** Opening SOURCE PASSAGE block **

This compares to a loss attributable to common stockholders of $7.0 million, or $0.34 per share, for the quarter ended December 31, 2014.
For the year ended December 31, 2015, Immune reported a loss attributable to common stockholders of $24.1 million, or $0.90 per share, compared to a loss attributable to common stockholders of $24.4 million, or $1.46 per share, for the year ended December 31, 2014.
R&D expenses increased by $0.9 million during the quarter ended December 31, 2015 to $2.5 million compared with $1.6 million during the quarter ended December 31, 2014.
For the year ended December 31, 2015, R&D expenses increased by $0.3 million to $5.9 million compared with $5.6 million during the year ended December 31, 2014.
The increase in R&D expenses for the fourth quarter and full year of 2015 was mainly due to an increase in outsourced consulting services related to the Phase II clinical trials of bertilimumab. Additionally, R&D related staff increased, positioning Immune to fully execute on its R&D programs in 2016.
General and administrative expense increased by approximately $1.2 million during the quarter ended December 31, 2015 to $3.6 million, compared with $2.4 million during quarter ended December 31, 2014, due to higher payroll expense as a result of the move of the company's headquarters from Israel to New York during fiscal 2015 and the hiring of additional U.S. employees.

** Closing SOURCE PASSAGE block **

According to the financial results passage, what were Immune's R&D expenses for the year ended December 31, 2015? Rely solely on the financial results passage above.

** Opening RECORDS PROVIDED block **

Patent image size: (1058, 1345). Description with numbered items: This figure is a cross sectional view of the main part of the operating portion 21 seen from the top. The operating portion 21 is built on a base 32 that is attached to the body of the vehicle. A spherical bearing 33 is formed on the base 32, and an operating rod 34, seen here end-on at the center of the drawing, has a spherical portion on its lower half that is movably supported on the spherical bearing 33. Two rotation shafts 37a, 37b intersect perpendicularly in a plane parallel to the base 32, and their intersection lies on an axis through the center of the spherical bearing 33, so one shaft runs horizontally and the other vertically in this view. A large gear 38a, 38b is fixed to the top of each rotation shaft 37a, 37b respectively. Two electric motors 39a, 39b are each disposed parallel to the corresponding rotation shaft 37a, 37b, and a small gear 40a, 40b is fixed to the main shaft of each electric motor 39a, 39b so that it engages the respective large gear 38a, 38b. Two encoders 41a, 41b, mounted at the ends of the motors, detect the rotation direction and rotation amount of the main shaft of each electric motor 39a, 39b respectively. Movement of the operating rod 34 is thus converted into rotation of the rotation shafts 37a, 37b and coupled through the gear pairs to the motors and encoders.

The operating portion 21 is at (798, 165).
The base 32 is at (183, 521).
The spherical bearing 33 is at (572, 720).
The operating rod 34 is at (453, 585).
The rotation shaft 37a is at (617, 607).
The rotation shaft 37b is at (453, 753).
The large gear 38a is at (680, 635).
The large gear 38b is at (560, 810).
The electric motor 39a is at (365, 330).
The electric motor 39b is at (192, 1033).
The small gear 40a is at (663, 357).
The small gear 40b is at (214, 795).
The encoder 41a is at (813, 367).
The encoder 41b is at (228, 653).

** Closing RECORDS PROVIDED block **

RESPONSE TO THIS EXERCISE:
$5.9 million.